**Supplied material**

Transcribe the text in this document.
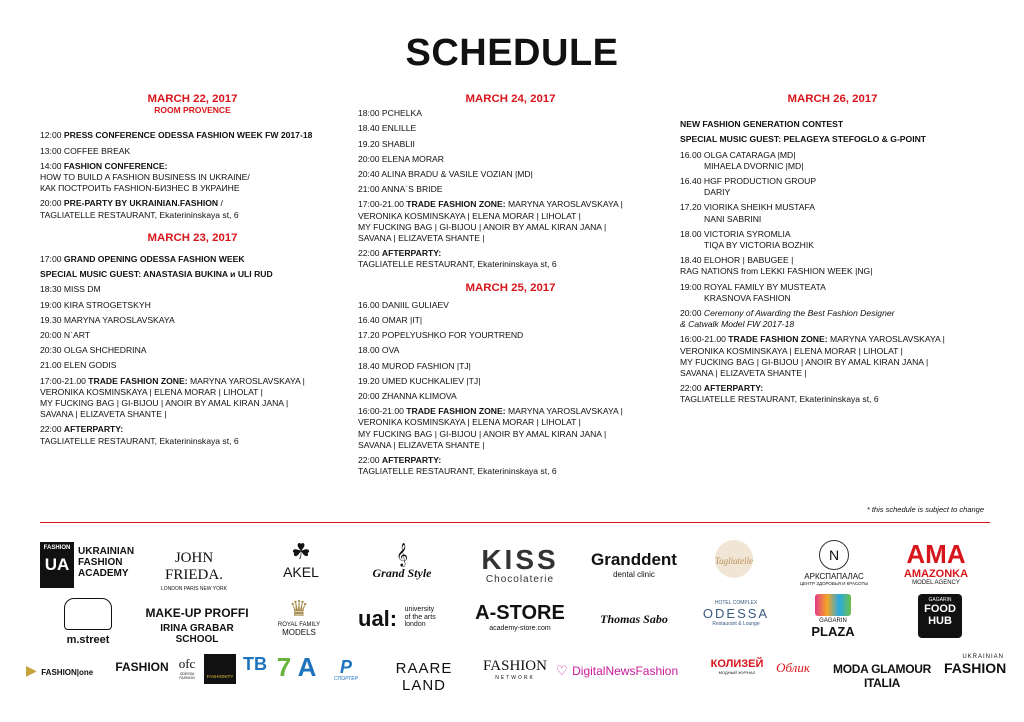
SCHEDULE
MARCH 22, 2017
ROOM PROVENCE
12:00 PRESS CONFERENCE ODESSA FASHION WEEK FW 2017-18
13:00 COFFEE BREAK
14:00 FASHION CONFERENCE:
HOW TO BUILD A FASHION BUSINESS IN UKRAINE/
КАК ПОСТРОИТЬ FASHION-БИЗНЕС В УКРАИНЕ
20:00 PRE-PARTY BY UKRAINIAN.FASHION /
TAGLIATELLE RESTAURANT, Ekaterininskaya st, 6
MARCH 23, 2017
17:00 GRAND OPENING ODESSA FASHION WEEK
SPECIAL MUSIC GUEST: ANASTASIA BUKINA и ULI RUD
18:30 MISS DM
19:00 KIRA STROGETSKYH
19.30 MARYNA YAROSLAVSKAYA
20:00 N`ART
20:30 OLGA SHCHEDRINA
21.00 ELEN GODIS
17:00-21.00 TRADE FASHION ZONE: MARYNA YAROSLAVSKAYA |
VERONIKA KOSMINSKAYA | ELENA MORAR | LIHOLAT |
MY FUCKING BAG | GI-BIJOU | ANOIR BY AMAL KIRAN JANA |
SAVANA | ELIZAVETA SHANTE |
22:00 AFTERPARTY:
TAGLIATELLE RESTAURANT, Ekaterininskaya st, 6
MARCH 24, 2017
18:00 PCHELKA
18.40 ENLILLE
19.20 SHABLII
20:00 ELENA MORAR
20:40 ALINA BRADU & VASILE VOZIAN |MD|
21:00 ANNA`S BRIDE
17:00-21.00 TRADE FASHION ZONE: MARYNA YAROSLAVSKAYA |
VERONIKA KOSMINSKAYA | ELENA MORAR | LIHOLAT |
MY FUCKING BAG | GI-BIJOU | ANOIR BY AMAL KIRAN JANA |
SAVANA | ELIZAVETA SHANTE |
22:00 AFTERPARTY:
TAGLIATELLE RESTAURANT, Ekaterininskaya st, 6
MARCH 25, 2017
16.00 DANIIL GULIAEV
16.40 OMAR |IT|
17.20 POPELYUSHKO FOR YOURTREND
18.00 OVA
18.40 MUROD FASHION |TJ|
19.20 UMED KUCHKALIEV |TJ|
20:00 ZHANNA KLIMOVA
16:00-21.00 TRADE FASHION ZONE: MARYNA YAROSLAVSKAYA |
VERONIKA KOSMINSKAYA | ELENA MORAR | LIHOLAT |
MY FUCKING BAG | GI-BIJOU | ANOIR BY AMAL KIRAN JANA |
SAVANA | ELIZAVETA SHANTE |
22:00 AFTERPARTY:
TAGLIATELLE RESTAURANT, Ekaterininskaya st, 6
MARCH 26, 2017
NEW FASHION GENERATION CONTEST
SPECIAL MUSIC GUEST: PELAGEYA STEFOGLO & G-POINT
16.00 OLGA CATARAGA |MD|
MIHAELA DVORNIC |MD|
16.40 HGF PRODUCTION GROUP
DARIY
17.20 VIORIKA SHEIKH MUSTAFA
NANI SABRINI
18.00 VICTORIA SYROMLIA
TIQA BY VICTORIA BOZHIK
18.40 ELOHOR | BABUGEE |
RAG NATIONS from LEKKI FASHION WEEK |NG|
19:00 ROYAL FAMILY BY MUSTEATA
KRASNOVA FASHION
20:00 Ceremony of Awarding the Best Fashion Designer
& Catwalk Model FW 2017-18
16:00-21.00 TRADE FASHION ZONE: MARYNA YAROSLAVSKAYA |
VERONIKA KOSMINSKAYA | ELENA MORAR | LIHOLAT |
MY FUCKING BAG | GI-BIJOU | ANOIR BY AMAL KIRAN JANA |
SAVANA | ELIZAVETA SHANTE |
22:00 AFTERPARTY:
TAGLIATELLE RESTAURANT, Ekaterininskaya st, 6
* this schedule is subject to change
FASHION
UA
UKRAINIAN
FASHION
ACADEMY
JOHN FRIEDA.
LONDON PARIS NEW YORK
☘
AKEL
𝄞
Grand Style	KISS
Chocolaterie
Granddent
dental clinic
Tagliatelle	N
АРКСПАПАЛАС
ЦЕНТР ЗДОРОВЬЯ И КРАСОТЫ
AMA
AMAZONKA
MODEL AGENCY
m.street
MAKE-UP PROFFI
IRINA GRABAR SCHOOL
♛
ROYAL FAMILY
MODELS
ual: university
of the arts
london
A-STORE
academy-store.com
Thomas Sabo
HOTEL COMPLEX
ODESSA
Restaurant & Lounge	GAGARIN
PLAZA
GAGARIN
FOOD
HUB
▶ FASHION|one	FASHION ofc
ODESSA FASHION	FASHIONITY
ТВ 7 А	P
СПОРТЕР
RAARE LAND
FASHION
NETWORK	♡ DigitalNewsFashion	КОЛИЗЕЙ
МОДНЫЙ ЖУРНАЛ	Облик	MODA GLAMOUR ITALIA
UKRAINIAN
FASHION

**Problem to work on**
From the listing above, return each line with the word "MARCH".

**Task result**
MARCH 22, 2017
MARCH 23, 2017
MARCH 24, 2017
MARCH 25, 2017
MARCH 26, 2017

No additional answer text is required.